Omit every picture and write out the rest of the records exactly.

** begin **

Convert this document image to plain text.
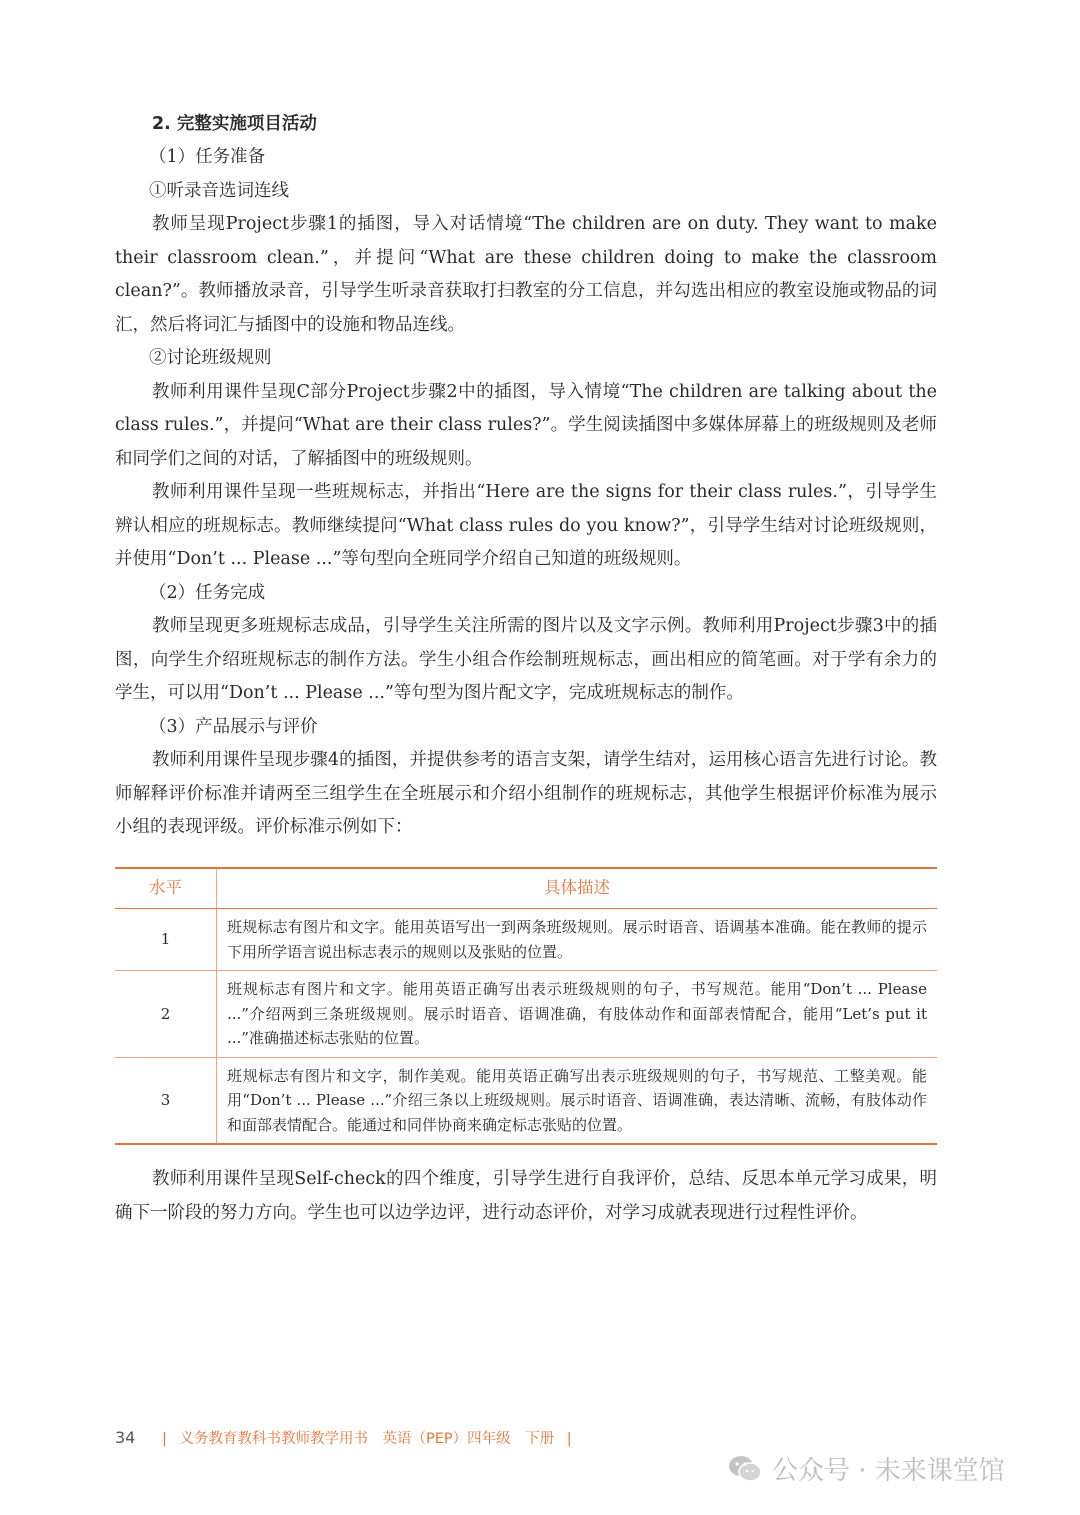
2. 完整实施项目活动

（1）任务准备

①听录音选词连线

教师呈现Project步骤1的插图，导入对话情境“The children are on duty. They want to make their classroom clean.”，并提问“What are these children doing to make the classroom clean?”。教师播放录音，引导学生听录音获取打扫教室的分工信息，并勾选出相应的教室设施或物品的词汇，然后将词汇与插图中的设施和物品连线。

②讨论班级规则

教师利用课件呈现C部分Project步骤2中的插图，导入情境“The children are talking about the class rules.”，并提问“What are their class rules?”。学生阅读插图中多媒体屏幕上的班级规则及老师和同学们之间的对话，了解插图中的班级规则。

教师利用课件呈现一些班规标志，并指出“Here are the signs for their class rules.”，引导学生辨认相应的班规标志。教师继续提问“What class rules do you know?”，引导学生结对讨论班级规则，并使用“Don’t ... Please ...”等句型向全班同学介绍自己知道的班级规则。

（2）任务完成

教师呈现更多班规标志成品，引导学生关注所需的图片以及文字示例。教师利用Project步骤3中的插图，向学生介绍班规标志的制作方法。学生小组合作绘制班规标志，画出相应的简笔画。对于学有余力的学生，可以用“Don’t ... Please ...”等句型为图片配文字，完成班规标志的制作。

（3）产品展示与评价

教师利用课件呈现步骤4的插图，并提供参考的语言支架，请学生结对，运用核心语言先进行讨论。教师解释评价标准并请两至三组学生在全班展示和介绍小组制作的班规标志，其他学生根据评价标准为展示小组的表现评级。评价标准示例如下：

水平	具体描述
1	班规标志有图片和文字。能用英语写出一到两条班级规则。展示时语音、语调基本准确。能在教师的提示下用所学语言说出标志表示的规则以及张贴的位置。
2	班规标志有图片和文字。能用英语正确写出表示班级规则的句子，书写规范。能用“Don’t ... Please ...”介绍两到三条班级规则。展示时语音、语调准确，有肢体动作和面部表情配合，能用“Let’s put it ...”准确描述标志张贴的位置。
3	班规标志有图片和文字，制作美观。能用英语正确写出表示班级规则的句子，书写规范、工整美观。能用“Don’t ... Please ...”介绍三条以上班级规则。展示时语音、语调准确，表达清晰、流畅，有肢体动作和面部表情配合。能通过和同伴协商来确定标志张贴的位置。

教师利用课件呈现Self-check的四个维度，引导学生进行自我评价，总结、反思本单元学习成果，明确下一阶段的努力方向。学生也可以边学边评，进行动态评价，对学习成就表现进行过程性评价。

34 | 义务教育教科书教师教学用书　英语（PEP）四年级　下册 |
公众号 · 未来课堂馆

** end **

◆ **TASK OUTPUT**
Convert this document image to plain text.
2. 完整实施项目活动

（1）任务准备

①听录音选词连线

教师呈现Project步骤1的插图，导入对话情境“The children are on duty. They want to make their classroom clean.”，并提问“What are these children doing to make the classroom clean?”。教师播放录音，引导学生听录音获取打扫教室的分工信息，并勾选出相应的教室设施或物品的词汇，然后将词汇与插图中的设施和物品连线。

②讨论班级规则

教师利用课件呈现C部分Project步骤2中的插图，导入情境“The children are talking about the class rules.”，并提问“What are their class rules?”。学生阅读插图中多媒体屏幕上的班级规则及老师和同学们之间的对话，了解插图中的班级规则。

教师利用课件呈现一些班规标志，并指出“Here are the signs for their class rules.”，引导学生辨认相应的班规标志。教师继续提问“What class rules do you know?”，引导学生结对讨论班级规则，并使用“Don’t ... Please ...”等句型向全班同学介绍自己知道的班级规则。

（2）任务完成

教师呈现更多班规标志成品，引导学生关注所需的图片以及文字示例。教师利用Project步骤3中的插图，向学生介绍班规标志的制作方法。学生小组合作绘制班规标志，画出相应的简笔画。对于学有余力的学生，可以用“Don’t ... Please ...”等句型为图片配文字，完成班规标志的制作。

（3）产品展示与评价

教师利用课件呈现步骤4的插图，并提供参考的语言支架，请学生结对，运用核心语言先进行讨论。教师解释评价标准并请两至三组学生在全班展示和介绍小组制作的班规标志，其他学生根据评价标准为展示小组的表现评级。评价标准示例如下：

水平	具体描述
1	班规标志有图片和文字。能用英语写出一到两条班级规则。展示时语音、语调基本准确。能在教师的提示下用所学语言说出标志表示的规则以及张贴的位置。
2	班规标志有图片和文字。能用英语正确写出表示班级规则的句子，书写规范。能用“Don’t ... Please ...”介绍两到三条班级规则。展示时语音、语调准确，有肢体动作和面部表情配合，能用“Let’s put it ...”准确描述标志张贴的位置。
3	班规标志有图片和文字，制作美观。能用英语正确写出表示班级规则的句子，书写规范、工整美观。能用“Don’t ... Please ...”介绍三条以上班级规则。展示时语音、语调准确，表达清晰、流畅，有肢体动作和面部表情配合。能通过和同伴协商来确定标志张贴的位置。

教师利用课件呈现Self-check的四个维度，引导学生进行自我评价，总结、反思本单元学习成果，明确下一阶段的努力方向。学生也可以边学边评，进行动态评价，对学习成就表现进行过程性评价。

34 | 义务教育教科书教师教学用书　英语（PEP）四年级　下册 |
公众号 · 未来课堂馆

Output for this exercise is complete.